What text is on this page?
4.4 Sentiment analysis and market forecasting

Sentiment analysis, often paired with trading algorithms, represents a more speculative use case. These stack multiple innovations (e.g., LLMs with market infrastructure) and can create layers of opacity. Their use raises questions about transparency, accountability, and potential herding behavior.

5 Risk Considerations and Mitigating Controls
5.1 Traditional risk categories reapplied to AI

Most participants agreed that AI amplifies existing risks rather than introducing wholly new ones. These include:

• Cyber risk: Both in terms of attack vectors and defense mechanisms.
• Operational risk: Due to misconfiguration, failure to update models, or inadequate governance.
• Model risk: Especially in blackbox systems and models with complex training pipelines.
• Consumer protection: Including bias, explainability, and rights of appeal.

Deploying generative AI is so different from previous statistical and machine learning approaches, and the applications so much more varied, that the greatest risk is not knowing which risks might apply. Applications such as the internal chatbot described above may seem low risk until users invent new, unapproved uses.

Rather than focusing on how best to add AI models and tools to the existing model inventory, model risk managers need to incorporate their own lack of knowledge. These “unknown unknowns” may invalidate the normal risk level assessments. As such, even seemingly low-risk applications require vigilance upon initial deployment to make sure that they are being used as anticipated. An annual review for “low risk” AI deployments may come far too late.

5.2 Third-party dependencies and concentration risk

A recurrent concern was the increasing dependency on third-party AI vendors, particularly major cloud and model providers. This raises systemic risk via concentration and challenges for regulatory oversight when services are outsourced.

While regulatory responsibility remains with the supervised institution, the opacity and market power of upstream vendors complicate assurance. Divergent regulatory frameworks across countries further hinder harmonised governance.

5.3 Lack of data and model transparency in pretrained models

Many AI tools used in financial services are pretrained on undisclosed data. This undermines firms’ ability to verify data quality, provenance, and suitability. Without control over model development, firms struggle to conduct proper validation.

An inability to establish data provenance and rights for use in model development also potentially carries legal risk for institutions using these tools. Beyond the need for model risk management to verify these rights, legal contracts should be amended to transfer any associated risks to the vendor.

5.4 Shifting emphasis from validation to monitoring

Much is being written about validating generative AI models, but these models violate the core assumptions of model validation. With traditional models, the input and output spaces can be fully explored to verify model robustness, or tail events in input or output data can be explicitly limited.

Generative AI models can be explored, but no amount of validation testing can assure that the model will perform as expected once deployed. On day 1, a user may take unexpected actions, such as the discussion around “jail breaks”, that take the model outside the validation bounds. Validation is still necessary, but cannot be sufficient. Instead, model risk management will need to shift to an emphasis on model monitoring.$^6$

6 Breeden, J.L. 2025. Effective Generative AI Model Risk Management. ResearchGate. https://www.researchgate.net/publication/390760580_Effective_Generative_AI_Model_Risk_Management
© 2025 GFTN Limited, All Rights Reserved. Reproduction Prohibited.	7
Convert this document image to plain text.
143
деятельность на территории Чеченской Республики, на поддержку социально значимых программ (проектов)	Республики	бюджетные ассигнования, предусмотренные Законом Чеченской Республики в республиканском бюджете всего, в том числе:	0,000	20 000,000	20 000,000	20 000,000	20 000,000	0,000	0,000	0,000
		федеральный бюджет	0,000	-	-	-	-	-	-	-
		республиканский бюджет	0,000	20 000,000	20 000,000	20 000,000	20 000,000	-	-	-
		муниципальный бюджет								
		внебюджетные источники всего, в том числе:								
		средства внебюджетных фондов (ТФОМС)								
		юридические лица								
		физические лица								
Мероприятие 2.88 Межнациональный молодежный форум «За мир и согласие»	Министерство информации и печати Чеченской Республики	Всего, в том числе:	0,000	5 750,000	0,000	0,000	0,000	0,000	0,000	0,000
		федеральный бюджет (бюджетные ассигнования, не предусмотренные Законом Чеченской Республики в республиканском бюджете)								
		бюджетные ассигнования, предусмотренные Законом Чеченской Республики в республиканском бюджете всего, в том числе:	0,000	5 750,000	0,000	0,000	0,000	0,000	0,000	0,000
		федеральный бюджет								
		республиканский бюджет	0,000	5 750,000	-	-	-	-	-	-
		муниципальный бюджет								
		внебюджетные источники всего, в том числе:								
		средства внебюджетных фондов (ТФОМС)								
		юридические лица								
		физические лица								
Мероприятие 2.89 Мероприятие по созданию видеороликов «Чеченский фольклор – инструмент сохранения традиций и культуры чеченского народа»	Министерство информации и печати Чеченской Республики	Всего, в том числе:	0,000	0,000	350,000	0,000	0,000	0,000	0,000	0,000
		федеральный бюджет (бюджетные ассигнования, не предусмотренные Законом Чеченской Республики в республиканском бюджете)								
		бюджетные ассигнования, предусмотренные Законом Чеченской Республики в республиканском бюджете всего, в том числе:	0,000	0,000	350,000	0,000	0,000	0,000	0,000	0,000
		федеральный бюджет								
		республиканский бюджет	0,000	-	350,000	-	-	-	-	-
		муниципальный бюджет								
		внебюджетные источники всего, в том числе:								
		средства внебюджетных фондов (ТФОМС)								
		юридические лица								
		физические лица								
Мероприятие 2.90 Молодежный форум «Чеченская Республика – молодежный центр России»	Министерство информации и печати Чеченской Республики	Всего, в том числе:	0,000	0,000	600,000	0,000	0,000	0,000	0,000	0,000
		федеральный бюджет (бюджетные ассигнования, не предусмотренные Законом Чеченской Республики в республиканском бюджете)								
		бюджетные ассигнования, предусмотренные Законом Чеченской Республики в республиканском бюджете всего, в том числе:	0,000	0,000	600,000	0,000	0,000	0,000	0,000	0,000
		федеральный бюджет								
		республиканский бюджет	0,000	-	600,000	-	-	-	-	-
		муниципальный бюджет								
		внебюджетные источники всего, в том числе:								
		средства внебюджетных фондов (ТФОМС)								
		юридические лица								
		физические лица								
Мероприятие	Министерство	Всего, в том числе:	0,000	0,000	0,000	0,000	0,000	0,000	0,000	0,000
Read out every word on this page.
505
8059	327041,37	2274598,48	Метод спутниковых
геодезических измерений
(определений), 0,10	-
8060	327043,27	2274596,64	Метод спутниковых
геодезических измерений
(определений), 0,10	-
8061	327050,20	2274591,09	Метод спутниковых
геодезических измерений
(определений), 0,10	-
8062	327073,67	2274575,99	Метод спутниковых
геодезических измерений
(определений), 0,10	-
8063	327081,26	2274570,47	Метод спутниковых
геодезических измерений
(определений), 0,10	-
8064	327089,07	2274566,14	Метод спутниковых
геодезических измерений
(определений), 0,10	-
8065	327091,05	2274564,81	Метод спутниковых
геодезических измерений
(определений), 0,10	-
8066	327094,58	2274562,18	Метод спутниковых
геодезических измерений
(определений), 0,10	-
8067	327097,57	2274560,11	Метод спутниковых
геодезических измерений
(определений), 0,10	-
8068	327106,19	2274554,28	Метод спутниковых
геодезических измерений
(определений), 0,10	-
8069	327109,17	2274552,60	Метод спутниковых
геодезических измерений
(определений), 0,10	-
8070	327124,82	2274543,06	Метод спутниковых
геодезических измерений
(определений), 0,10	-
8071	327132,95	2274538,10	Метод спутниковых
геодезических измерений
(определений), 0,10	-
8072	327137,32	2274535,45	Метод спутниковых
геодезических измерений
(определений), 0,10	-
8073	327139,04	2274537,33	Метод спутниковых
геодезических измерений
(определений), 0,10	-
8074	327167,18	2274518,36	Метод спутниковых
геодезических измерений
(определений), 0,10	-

• [Task objective] Quote the whole listing above, leaving nothing out.

• [Complete response]
What text is on this page?
4.4 Sentiment analysis and market forecasting

Sentiment analysis, often paired with trading algorithms, represents a more speculative use case. These stack multiple innovations (e.g., LLMs with market infrastructure) and can create layers of opacity. Their use raises questions about transparency, accountability, and potential herding behavior.

5 Risk Considerations and Mitigating Controls
5.1 Traditional risk categories reapplied to AI

Most participants agreed that AI amplifies existing risks rather than introducing wholly new ones. These include:

• Cyber risk: Both in terms of attack vectors and defense mechanisms.
• Operational risk: Due to misconfiguration, failure to update models, or inadequate governance.
• Model risk: Especially in blackbox systems and models with complex training pipelines.
• Consumer protection: Including bias, explainability, and rights of appeal.

Deploying generative AI is so different from previous statistical and machine learning approaches, and the applications so much more varied, that the greatest risk is not knowing which risks might apply. Applications such as the internal chatbot described above may seem low risk until users invent new, unapproved uses.

Rather than focusing on how best to add AI models and tools to the existing model inventory, model risk managers need to incorporate their own lack of knowledge. These “unknown unknowns” may invalidate the normal risk level assessments. As such, even seemingly low-risk applications require vigilance upon initial deployment to make sure that they are being used as anticipated. An annual review for “low risk” AI deployments may come far too late.

5.2 Third-party dependencies and concentration risk

A recurrent concern was the increasing dependency on third-party AI vendors, particularly major cloud and model providers. This raises systemic risk via concentration and challenges for regulatory oversight when services are outsourced.

While regulatory responsibility remains with the supervised institution, the opacity and market power of upstream vendors complicate assurance. Divergent regulatory frameworks across countries further hinder harmonised governance.

5.3 Lack of data and model transparency in pretrained models

Many AI tools used in financial services are pretrained on undisclosed data. This undermines firms’ ability to verify data quality, provenance, and suitability. Without control over model development, firms struggle to conduct proper validation.

An inability to establish data provenance and rights for use in model development also potentially carries legal risk for institutions using these tools. Beyond the need for model risk management to verify these rights, legal contracts should be amended to transfer any associated risks to the vendor.

5.4 Shifting emphasis from validation to monitoring

Much is being written about validating generative AI models, but these models violate the core assumptions of model validation. With traditional models, the input and output spaces can be fully explored to verify model robustness, or tail events in input or output data can be explicitly limited.

Generative AI models can be explored, but no amount of validation testing can assure that the model will perform as expected once deployed. On day 1, a user may take unexpected actions, such as the discussion around “jail breaks”, that take the model outside the validation bounds. Validation is still necessary, but cannot be sufficient. Instead, model risk management will need to shift to an emphasis on model monitoring.$^6$

6 Breeden, J.L. 2025. Effective Generative AI Model Risk Management. ResearchGate. https://www.researchgate.net/publication/390760580_Effective_Generative_AI_Model_Risk_Management
© 2025 GFTN Limited, All Rights Reserved. Reproduction Prohibited.	7
Convert this document image to plain text.
143
деятельность на территории Чеченской Республики, на поддержку социально значимых программ (проектов)	Республики	бюджетные ассигнования, предусмотренные Законом Чеченской Республики в республиканском бюджете всего, в том числе:	0,000	20 000,000	20 000,000	20 000,000	20 000,000	0,000	0,000	0,000
		федеральный бюджет	0,000	-	-	-	-	-	-	-
		республиканский бюджет	0,000	20 000,000	20 000,000	20 000,000	20 000,000	-	-	-
		муниципальный бюджет								
		внебюджетные источники всего, в том числе:								
		средства внебюджетных фондов (ТФОМС)								
		юридические лица								
		физические лица								
Мероприятие 2.88 Межнациональный молодежный форум «За мир и согласие»	Министерство информации и печати Чеченской Республики	Всего, в том числе:	0,000	5 750,000	0,000	0,000	0,000	0,000	0,000	0,000
		федеральный бюджет (бюджетные ассигнования, не предусмотренные Законом Чеченской Республики в республиканском бюджете)								
		бюджетные ассигнования, предусмотренные Законом Чеченской Республики в республиканском бюджете всего, в том числе:	0,000	5 750,000	0,000	0,000	0,000	0,000	0,000	0,000
		федеральный бюджет								
		республиканский бюджет	0,000	5 750,000	-	-	-	-	-	-
		муниципальный бюджет								
		внебюджетные источники всего, в том числе:								
		средства внебюджетных фондов (ТФОМС)								
		юридические лица								
		физические лица								
Мероприятие 2.89 Мероприятие по созданию видеороликов «Чеченский фольклор – инструмент сохранения традиций и культуры чеченского народа»	Министерство информации и печати Чеченской Республики	Всего, в том числе:	0,000	0,000	350,000	0,000	0,000	0,000	0,000	0,000
		федеральный бюджет (бюджетные ассигнования, не предусмотренные Законом Чеченской Республики в республиканском бюджете)								
		бюджетные ассигнования, предусмотренные Законом Чеченской Республики в республиканском бюджете всего, в том числе:	0,000	0,000	350,000	0,000	0,000	0,000	0,000	0,000
		федеральный бюджет								
		республиканский бюджет	0,000	-	350,000	-	-	-	-	-
		муниципальный бюджет								
		внебюджетные источники всего, в том числе:								
		средства внебюджетных фондов (ТФОМС)								
		юридические лица								
		физические лица								
Мероприятие 2.90 Молодежный форум «Чеченская Республика – молодежный центр России»	Министерство информации и печати Чеченской Республики	Всего, в том числе:	0,000	0,000	600,000	0,000	0,000	0,000	0,000	0,000
		федеральный бюджет (бюджетные ассигнования, не предусмотренные Законом Чеченской Республики в республиканском бюджете)								
		бюджетные ассигнования, предусмотренные Законом Чеченской Республики в республиканском бюджете всего, в том числе:	0,000	0,000	600,000	0,000	0,000	0,000	0,000	0,000
		федеральный бюджет								
		республиканский бюджет	0,000	-	600,000	-	-	-	-	-
		муниципальный бюджет								
		внебюджетные источники всего, в том числе:								
		средства внебюджетных фондов (ТФОМС)								
		юридические лица								
		физические лица								
Мероприятие	Министерство	Всего, в том числе:	0,000	0,000	0,000	0,000	0,000	0,000	0,000	0,000
Read out every word on this page.
505
8059	327041,37	2274598,48	Метод спутниковых
геодезических измерений
(определений), 0,10	-
8060	327043,27	2274596,64	Метод спутниковых
геодезических измерений
(определений), 0,10	-
8061	327050,20	2274591,09	Метод спутниковых
геодезических измерений
(определений), 0,10	-
8062	327073,67	2274575,99	Метод спутниковых
геодезических измерений
(определений), 0,10	-
8063	327081,26	2274570,47	Метод спутниковых
геодезических измерений
(определений), 0,10	-
8064	327089,07	2274566,14	Метод спутниковых
геодезических измерений
(определений), 0,10	-
8065	327091,05	2274564,81	Метод спутниковых
геодезических измерений
(определений), 0,10	-
8066	327094,58	2274562,18	Метод спутниковых
геодезических измерений
(определений), 0,10	-
8067	327097,57	2274560,11	Метод спутниковых
геодезических измерений
(определений), 0,10	-
8068	327106,19	2274554,28	Метод спутниковых
геодезических измерений
(определений), 0,10	-
8069	327109,17	2274552,60	Метод спутниковых
геодезических измерений
(определений), 0,10	-
8070	327124,82	2274543,06	Метод спутниковых
геодезических измерений
(определений), 0,10	-
8071	327132,95	2274538,10	Метод спутниковых
геодезических измерений
(определений), 0,10	-
8072	327137,32	2274535,45	Метод спутниковых
геодезических измерений
(определений), 0,10	-
8073	327139,04	2274537,33	Метод спутниковых
геодезических измерений
(определений), 0,10	-
8074	327167,18	2274518,36	Метод спутниковых
геодезических измерений
(определений), 0,10	-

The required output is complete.